DATA PROVIDED -
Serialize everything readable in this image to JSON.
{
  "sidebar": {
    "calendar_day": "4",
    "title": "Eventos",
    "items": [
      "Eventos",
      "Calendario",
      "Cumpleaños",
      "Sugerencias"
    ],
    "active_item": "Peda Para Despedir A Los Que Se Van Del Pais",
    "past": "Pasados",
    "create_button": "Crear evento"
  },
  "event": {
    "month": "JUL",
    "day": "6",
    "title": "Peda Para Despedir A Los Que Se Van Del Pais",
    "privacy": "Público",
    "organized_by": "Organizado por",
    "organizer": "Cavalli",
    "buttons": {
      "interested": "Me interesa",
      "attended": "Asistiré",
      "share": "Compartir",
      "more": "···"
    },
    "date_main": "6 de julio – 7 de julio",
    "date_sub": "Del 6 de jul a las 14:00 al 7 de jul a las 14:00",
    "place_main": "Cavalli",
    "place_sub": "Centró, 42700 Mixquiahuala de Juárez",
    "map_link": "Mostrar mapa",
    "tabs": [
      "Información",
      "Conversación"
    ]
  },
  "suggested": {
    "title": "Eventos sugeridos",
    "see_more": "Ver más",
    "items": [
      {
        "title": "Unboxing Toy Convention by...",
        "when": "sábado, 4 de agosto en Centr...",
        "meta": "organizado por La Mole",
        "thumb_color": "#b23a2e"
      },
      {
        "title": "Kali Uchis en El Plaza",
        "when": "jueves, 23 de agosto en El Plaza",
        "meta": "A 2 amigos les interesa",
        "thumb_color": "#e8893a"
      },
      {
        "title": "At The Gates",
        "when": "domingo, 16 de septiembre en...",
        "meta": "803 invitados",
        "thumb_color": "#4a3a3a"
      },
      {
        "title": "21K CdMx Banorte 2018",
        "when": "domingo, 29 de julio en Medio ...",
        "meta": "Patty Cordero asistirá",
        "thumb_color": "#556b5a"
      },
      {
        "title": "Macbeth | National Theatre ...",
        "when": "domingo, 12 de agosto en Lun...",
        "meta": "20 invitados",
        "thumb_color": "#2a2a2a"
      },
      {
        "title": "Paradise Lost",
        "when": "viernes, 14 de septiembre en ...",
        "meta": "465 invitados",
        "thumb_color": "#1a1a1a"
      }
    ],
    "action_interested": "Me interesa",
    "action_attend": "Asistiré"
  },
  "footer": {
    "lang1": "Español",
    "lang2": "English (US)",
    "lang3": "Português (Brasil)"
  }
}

GOAL -
Reproduce the entire listing word for word.

RESULT -
Serialize everything readable in this image to JSON.
{
  "sidebar": {
    "calendar_day": "4",
    "title": "Eventos",
    "items": [
      "Eventos",
      "Calendario",
      "Cumpleaños",
      "Sugerencias"
    ],
    "active_item": "Peda Para Despedir A Los Que Se Van Del Pais",
    "past": "Pasados",
    "create_button": "Crear evento"
  },
  "event": {
    "month": "JUL",
    "day": "6",
    "title": "Peda Para Despedir A Los Que Se Van Del Pais",
    "privacy": "Público",
    "organized_by": "Organizado por",
    "organizer": "Cavalli",
    "buttons": {
      "interested": "Me interesa",
      "attended": "Asistiré",
      "share": "Compartir",
      "more": "···"
    },
    "date_main": "6 de julio – 7 de julio",
    "date_sub": "Del 6 de jul a las 14:00 al 7 de jul a las 14:00",
    "place_main": "Cavalli",
    "place_sub": "Centró, 42700 Mixquiahuala de Juárez",
    "map_link": "Mostrar mapa",
    "tabs": [
      "Información",
      "Conversación"
    ]
  },
  "suggested": {
    "title": "Eventos sugeridos",
    "see_more": "Ver más",
    "items": [
      {
        "title": "Unboxing Toy Convention by...",
        "when": "sábado, 4 de agosto en Centr...",
        "meta": "organizado por La Mole",
        "thumb_color": "#b23a2e"
      },
      {
        "title": "Kali Uchis en El Plaza",
        "when": "jueves, 23 de agosto en El Plaza",
        "meta": "A 2 amigos les interesa",
        "thumb_color": "#e8893a"
      },
      {
        "title": "At The Gates",
        "when": "domingo, 16 de septiembre en...",
        "meta": "803 invitados",
        "thumb_color": "#4a3a3a"
      },
      {
        "title": "21K CdMx Banorte 2018",
        "when": "domingo, 29 de julio en Medio ...",
        "meta": "Patty Cordero asistirá",
        "thumb_color": "#556b5a"
      },
      {
        "title": "Macbeth | National Theatre ...",
        "when": "domingo, 12 de agosto en Lun...",
        "meta": "20 invitados",
        "thumb_color": "#2a2a2a"
      },
      {
        "title": "Paradise Lost",
        "when": "viernes, 14 de septiembre en ...",
        "meta": "465 invitados",
        "thumb_color": "#1a1a1a"
      }
    ],
    "action_interested": "Me interesa",
    "action_attend": "Asistiré"
  },
  "footer": {
    "lang1": "Español",
    "lang2": "English (US)",
    "lang3": "Português (Brasil)"
  }
}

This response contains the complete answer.